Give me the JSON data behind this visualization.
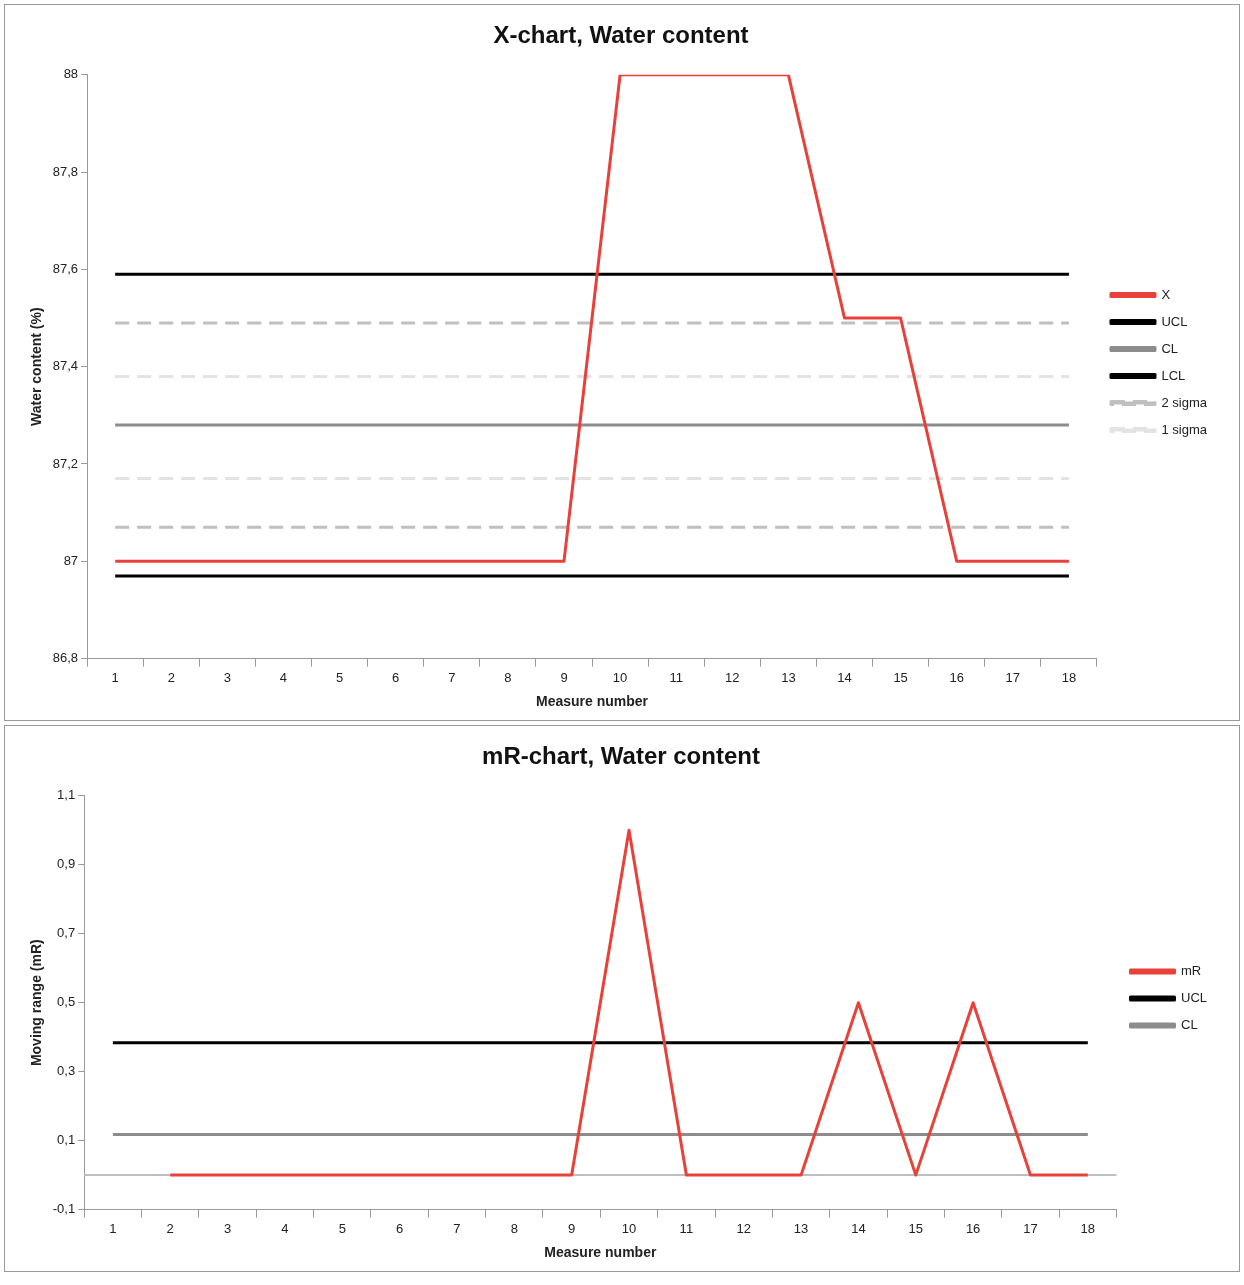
{
  "chart_data": [
    {
      "type": "line",
      "title": "X-chart, Water content",
      "xlabel": "Measure number",
      "ylabel": "Water content (%)",
      "x": [
        1,
        2,
        3,
        4,
        5,
        6,
        7,
        8,
        9,
        10,
        11,
        12,
        13,
        14,
        15,
        16,
        17,
        18
      ],
      "xlim": [
        0.5,
        18.5
      ],
      "xticks": [
        1,
        2,
        3,
        4,
        5,
        6,
        7,
        8,
        9,
        10,
        11,
        12,
        13,
        14,
        15,
        16,
        17,
        18,
        {
          "value": 0.5,
          "label": null
        },
        {
          "value": 1.5,
          "label": null
        },
        {
          "value": 2.5,
          "label": null
        },
        {
          "value": 3.5,
          "label": null
        },
        {
          "value": 4.5,
          "label": null
        },
        {
          "value": 5.5,
          "label": null
        },
        {
          "value": 6.5,
          "label": null
        },
        {
          "value": 7.5,
          "label": null
        },
        {
          "value": 8.5,
          "label": null
        },
        {
          "value": 9.5,
          "label": null
        },
        {
          "value": 10.5,
          "label": null
        },
        {
          "value": 11.5,
          "label": null
        },
        {
          "value": 12.5,
          "label": null
        },
        {
          "value": 13.5,
          "label": null
        },
        {
          "value": 14.5,
          "label": null
        },
        {
          "value": 15.5,
          "label": null
        },
        {
          "value": 16.5,
          "label": null
        },
        {
          "value": 17.5,
          "label": null
        },
        {
          "value": 18.5,
          "label": null
        }
      ],
      "series": [
        {
          "name": "X",
          "color": "#e8413a",
          "values": [
            87,
            87,
            87,
            87,
            87,
            87,
            87,
            87,
            87,
            88,
            88,
            88,
            88,
            87.5,
            87.5,
            87,
            87,
            87
          ]
        },
        {
          "name": "UCL",
          "color": "#000000",
          "values": [
            87.59,
            87.59,
            87.59,
            87.59,
            87.59,
            87.59,
            87.59,
            87.59,
            87.59,
            87.59,
            87.59,
            87.59,
            87.59,
            87.59,
            87.59,
            87.59,
            87.59,
            87.59
          ]
        },
        {
          "name": "CL",
          "color": "#8c8c8c",
          "values": [
            87.28,
            87.28,
            87.28,
            87.28,
            87.28,
            87.28,
            87.28,
            87.28,
            87.28,
            87.28,
            87.28,
            87.28,
            87.28,
            87.28,
            87.28,
            87.28,
            87.28,
            87.28
          ]
        },
        {
          "name": "LCL",
          "color": "#000000",
          "values": [
            86.97,
            86.97,
            86.97,
            86.97,
            86.97,
            86.97,
            86.97,
            86.97,
            86.97,
            86.97,
            86.97,
            86.97,
            86.97,
            86.97,
            86.97,
            86.97,
            86.97,
            86.97
          ]
        },
        {
          "name": "2 sigma",
          "color": "#bfbfbf",
          "line_style": "dashed",
          "values": [
            87.49,
            87.49,
            87.49,
            87.49,
            87.49,
            87.49,
            87.49,
            87.49,
            87.49,
            87.49,
            87.49,
            87.49,
            87.49,
            87.49,
            87.49,
            87.49,
            87.49,
            87.49
          ]
        },
        {
          "color": "#bfbfbf",
          "line_style": "dashed",
          "values": [
            87.07,
            87.07,
            87.07,
            87.07,
            87.07,
            87.07,
            87.07,
            87.07,
            87.07,
            87.07,
            87.07,
            87.07,
            87.07,
            87.07,
            87.07,
            87.07,
            87.07,
            87.07
          ]
        },
        {
          "name": "1 sigma",
          "color": "#e3e3e3",
          "line_style": "dashed",
          "values": [
            87.38,
            87.38,
            87.38,
            87.38,
            87.38,
            87.38,
            87.38,
            87.38,
            87.38,
            87.38,
            87.38,
            87.38,
            87.38,
            87.38,
            87.38,
            87.38,
            87.38,
            87.38
          ]
        },
        {
          "color": "#e3e3e3",
          "line_style": "dashed",
          "values": [
            87.17,
            87.17,
            87.17,
            87.17,
            87.17,
            87.17,
            87.17,
            87.17,
            87.17,
            87.17,
            87.17,
            87.17,
            87.17,
            87.17,
            87.17,
            87.17,
            87.17,
            87.17
          ]
        }
      ],
      "ylim": [
        86.8,
        88
      ],
      "yticks": [
        {
          "value": 86.8,
          "label": "86,8"
        },
        87,
        {
          "value": 87.2,
          "label": "87,2"
        },
        {
          "value": 87.4,
          "label": "87,4"
        },
        {
          "value": 87.6,
          "label": "87,6"
        },
        {
          "value": 87.8,
          "label": "87,8"
        },
        88
      ],
      "grid": false,
      "legend": "right",
      "marker": "none",
      "line_style": "solid"
    },
    {
      "type": "line",
      "title": "mR-chart, Water content",
      "xlabel": "Measure number",
      "ylabel": "Moving range (mR)",
      "x": [
        1,
        2,
        3,
        4,
        5,
        6,
        7,
        8,
        9,
        10,
        11,
        12,
        13,
        14,
        15,
        16,
        17,
        18
      ],
      "xlim": [
        0.5,
        18.5
      ],
      "xticks": [
        1,
        2,
        3,
        4,
        5,
        6,
        7,
        8,
        9,
        10,
        11,
        12,
        13,
        14,
        15,
        16,
        17,
        18,
        {
          "value": 0.5,
          "label": null
        },
        {
          "value": 1.5,
          "label": null
        },
        {
          "value": 2.5,
          "label": null
        },
        {
          "value": 3.5,
          "label": null
        },
        {
          "value": 4.5,
          "label": null
        },
        {
          "value": 5.5,
          "label": null
        },
        {
          "value": 6.5,
          "label": null
        },
        {
          "value": 7.5,
          "label": null
        },
        {
          "value": 8.5,
          "label": null
        },
        {
          "value": 9.5,
          "label": null
        },
        {
          "value": 10.5,
          "label": null
        },
        {
          "value": 11.5,
          "label": null
        },
        {
          "value": 12.5,
          "label": null
        },
        {
          "value": 13.5,
          "label": null
        },
        {
          "value": 14.5,
          "label": null
        },
        {
          "value": 15.5,
          "label": null
        },
        {
          "value": 16.5,
          "label": null
        },
        {
          "value": 17.5,
          "label": null
        },
        {
          "value": 18.5,
          "label": null
        }
      ],
      "series": [
        {
          "name": "mR",
          "color": "#e8413a",
          "values": [
            null,
            0,
            0,
            0,
            0,
            0,
            0,
            0,
            0,
            1,
            0,
            0,
            0,
            0.5,
            0,
            0.5,
            0,
            0
          ]
        },
        {
          "name": "UCL",
          "color": "#000000",
          "values": [
            0.384,
            0.384,
            0.384,
            0.384,
            0.384,
            0.384,
            0.384,
            0.384,
            0.384,
            0.384,
            0.384,
            0.384,
            0.384,
            0.384,
            0.384,
            0.384,
            0.384,
            0.384
          ]
        },
        {
          "name": "CL",
          "color": "#8c8c8c",
          "values": [
            0.118,
            0.118,
            0.118,
            0.118,
            0.118,
            0.118,
            0.118,
            0.118,
            0.118,
            0.118,
            0.118,
            0.118,
            0.118,
            0.118,
            0.118,
            0.118,
            0.118,
            0.118
          ]
        }
      ],
      "ylim": [
        -0.1,
        1.1
      ],
      "yticks": [
        {
          "value": -0.1,
          "label": "-0,1"
        },
        {
          "value": 0.1,
          "label": "0,1"
        },
        {
          "value": 0.3,
          "label": "0,3"
        },
        {
          "value": 0.5,
          "label": "0,5"
        },
        {
          "value": 0.7,
          "label": "0,7"
        },
        {
          "value": 0.9,
          "label": "0,9"
        },
        {
          "value": 1.1,
          "label": "1,1"
        }
      ],
      "ref_lines": [
        {
          "axis": "y",
          "value": 0,
          "color": "#bfbfbf"
        }
      ],
      "grid": false,
      "legend": "right",
      "marker": "none",
      "line_style": "solid"
    }
  ]
}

------------------------------------------------------------

▶ **WRITTEN EXERCISE**:
Every record above must be given again exactly; drop the pictures.

▶ **RESPONSE**:
Give me the JSON data behind this visualization.
{
  "chart_data": [
    {
      "type": "line",
      "title": "X-chart, Water content",
      "xlabel": "Measure number",
      "ylabel": "Water content (%)",
      "x": [
        1,
        2,
        3,
        4,
        5,
        6,
        7,
        8,
        9,
        10,
        11,
        12,
        13,
        14,
        15,
        16,
        17,
        18
      ],
      "xlim": [
        0.5,
        18.5
      ],
      "xticks": [
        1,
        2,
        3,
        4,
        5,
        6,
        7,
        8,
        9,
        10,
        11,
        12,
        13,
        14,
        15,
        16,
        17,
        18,
        {
          "value": 0.5,
          "label": null
        },
        {
          "value": 1.5,
          "label": null
        },
        {
          "value": 2.5,
          "label": null
        },
        {
          "value": 3.5,
          "label": null
        },
        {
          "value": 4.5,
          "label": null
        },
        {
          "value": 5.5,
          "label": null
        },
        {
          "value": 6.5,
          "label": null
        },
        {
          "value": 7.5,
          "label": null
        },
        {
          "value": 8.5,
          "label": null
        },
        {
          "value": 9.5,
          "label": null
        },
        {
          "value": 10.5,
          "label": null
        },
        {
          "value": 11.5,
          "label": null
        },
        {
          "value": 12.5,
          "label": null
        },
        {
          "value": 13.5,
          "label": null
        },
        {
          "value": 14.5,
          "label": null
        },
        {
          "value": 15.5,
          "label": null
        },
        {
          "value": 16.5,
          "label": null
        },
        {
          "value": 17.5,
          "label": null
        },
        {
          "value": 18.5,
          "label": null
        }
      ],
      "series": [
        {
          "name": "X",
          "color": "#e8413a",
          "values": [
            87,
            87,
            87,
            87,
            87,
            87,
            87,
            87,
            87,
            88,
            88,
            88,
            88,
            87.5,
            87.5,
            87,
            87,
            87
          ]
        },
        {
          "name": "UCL",
          "color": "#000000",
          "values": [
            87.59,
            87.59,
            87.59,
            87.59,
            87.59,
            87.59,
            87.59,
            87.59,
            87.59,
            87.59,
            87.59,
            87.59,
            87.59,
            87.59,
            87.59,
            87.59,
            87.59,
            87.59
          ]
        },
        {
          "name": "CL",
          "color": "#8c8c8c",
          "values": [
            87.28,
            87.28,
            87.28,
            87.28,
            87.28,
            87.28,
            87.28,
            87.28,
            87.28,
            87.28,
            87.28,
            87.28,
            87.28,
            87.28,
            87.28,
            87.28,
            87.28,
            87.28
          ]
        },
        {
          "name": "LCL",
          "color": "#000000",
          "values": [
            86.97,
            86.97,
            86.97,
            86.97,
            86.97,
            86.97,
            86.97,
            86.97,
            86.97,
            86.97,
            86.97,
            86.97,
            86.97,
            86.97,
            86.97,
            86.97,
            86.97,
            86.97
          ]
        },
        {
          "name": "2 sigma",
          "color": "#bfbfbf",
          "line_style": "dashed",
          "values": [
            87.49,
            87.49,
            87.49,
            87.49,
            87.49,
            87.49,
            87.49,
            87.49,
            87.49,
            87.49,
            87.49,
            87.49,
            87.49,
            87.49,
            87.49,
            87.49,
            87.49,
            87.49
          ]
        },
        {
          "color": "#bfbfbf",
          "line_style": "dashed",
          "values": [
            87.07,
            87.07,
            87.07,
            87.07,
            87.07,
            87.07,
            87.07,
            87.07,
            87.07,
            87.07,
            87.07,
            87.07,
            87.07,
            87.07,
            87.07,
            87.07,
            87.07,
            87.07
          ]
        },
        {
          "name": "1 sigma",
          "color": "#e3e3e3",
          "line_style": "dashed",
          "values": [
            87.38,
            87.38,
            87.38,
            87.38,
            87.38,
            87.38,
            87.38,
            87.38,
            87.38,
            87.38,
            87.38,
            87.38,
            87.38,
            87.38,
            87.38,
            87.38,
            87.38,
            87.38
          ]
        },
        {
          "color": "#e3e3e3",
          "line_style": "dashed",
          "values": [
            87.17,
            87.17,
            87.17,
            87.17,
            87.17,
            87.17,
            87.17,
            87.17,
            87.17,
            87.17,
            87.17,
            87.17,
            87.17,
            87.17,
            87.17,
            87.17,
            87.17,
            87.17
          ]
        }
      ],
      "ylim": [
        86.8,
        88
      ],
      "yticks": [
        {
          "value": 86.8,
          "label": "86,8"
        },
        87,
        {
          "value": 87.2,
          "label": "87,2"
        },
        {
          "value": 87.4,
          "label": "87,4"
        },
        {
          "value": 87.6,
          "label": "87,6"
        },
        {
          "value": 87.8,
          "label": "87,8"
        },
        88
      ],
      "grid": false,
      "legend": "right",
      "marker": "none",
      "line_style": "solid"
    },
    {
      "type": "line",
      "title": "mR-chart, Water content",
      "xlabel": "Measure number",
      "ylabel": "Moving range (mR)",
      "x": [
        1,
        2,
        3,
        4,
        5,
        6,
        7,
        8,
        9,
        10,
        11,
        12,
        13,
        14,
        15,
        16,
        17,
        18
      ],
      "xlim": [
        0.5,
        18.5
      ],
      "xticks": [
        1,
        2,
        3,
        4,
        5,
        6,
        7,
        8,
        9,
        10,
        11,
        12,
        13,
        14,
        15,
        16,
        17,
        18,
        {
          "value": 0.5,
          "label": null
        },
        {
          "value": 1.5,
          "label": null
        },
        {
          "value": 2.5,
          "label": null
        },
        {
          "value": 3.5,
          "label": null
        },
        {
          "value": 4.5,
          "label": null
        },
        {
          "value": 5.5,
          "label": null
        },
        {
          "value": 6.5,
          "label": null
        },
        {
          "value": 7.5,
          "label": null
        },
        {
          "value": 8.5,
          "label": null
        },
        {
          "value": 9.5,
          "label": null
        },
        {
          "value": 10.5,
          "label": null
        },
        {
          "value": 11.5,
          "label": null
        },
        {
          "value": 12.5,
          "label": null
        },
        {
          "value": 13.5,
          "label": null
        },
        {
          "value": 14.5,
          "label": null
        },
        {
          "value": 15.5,
          "label": null
        },
        {
          "value": 16.5,
          "label": null
        },
        {
          "value": 17.5,
          "label": null
        },
        {
          "value": 18.5,
          "label": null
        }
      ],
      "series": [
        {
          "name": "mR",
          "color": "#e8413a",
          "values": [
            null,
            0,
            0,
            0,
            0,
            0,
            0,
            0,
            0,
            1,
            0,
            0,
            0,
            0.5,
            0,
            0.5,
            0,
            0
          ]
        },
        {
          "name": "UCL",
          "color": "#000000",
          "values": [
            0.384,
            0.384,
            0.384,
            0.384,
            0.384,
            0.384,
            0.384,
            0.384,
            0.384,
            0.384,
            0.384,
            0.384,
            0.384,
            0.384,
            0.384,
            0.384,
            0.384,
            0.384
          ]
        },
        {
          "name": "CL",
          "color": "#8c8c8c",
          "values": [
            0.118,
            0.118,
            0.118,
            0.118,
            0.118,
            0.118,
            0.118,
            0.118,
            0.118,
            0.118,
            0.118,
            0.118,
            0.118,
            0.118,
            0.118,
            0.118,
            0.118,
            0.118
          ]
        }
      ],
      "ylim": [
        -0.1,
        1.1
      ],
      "yticks": [
        {
          "value": -0.1,
          "label": "-0,1"
        },
        {
          "value": 0.1,
          "label": "0,1"
        },
        {
          "value": 0.3,
          "label": "0,3"
        },
        {
          "value": 0.5,
          "label": "0,5"
        },
        {
          "value": 0.7,
          "label": "0,7"
        },
        {
          "value": 0.9,
          "label": "0,9"
        },
        {
          "value": 1.1,
          "label": "1,1"
        }
      ],
      "ref_lines": [
        {
          "axis": "y",
          "value": 0,
          "color": "#bfbfbf"
        }
      ],
      "grid": false,
      "legend": "right",
      "marker": "none",
      "line_style": "solid"
    }
  ]
}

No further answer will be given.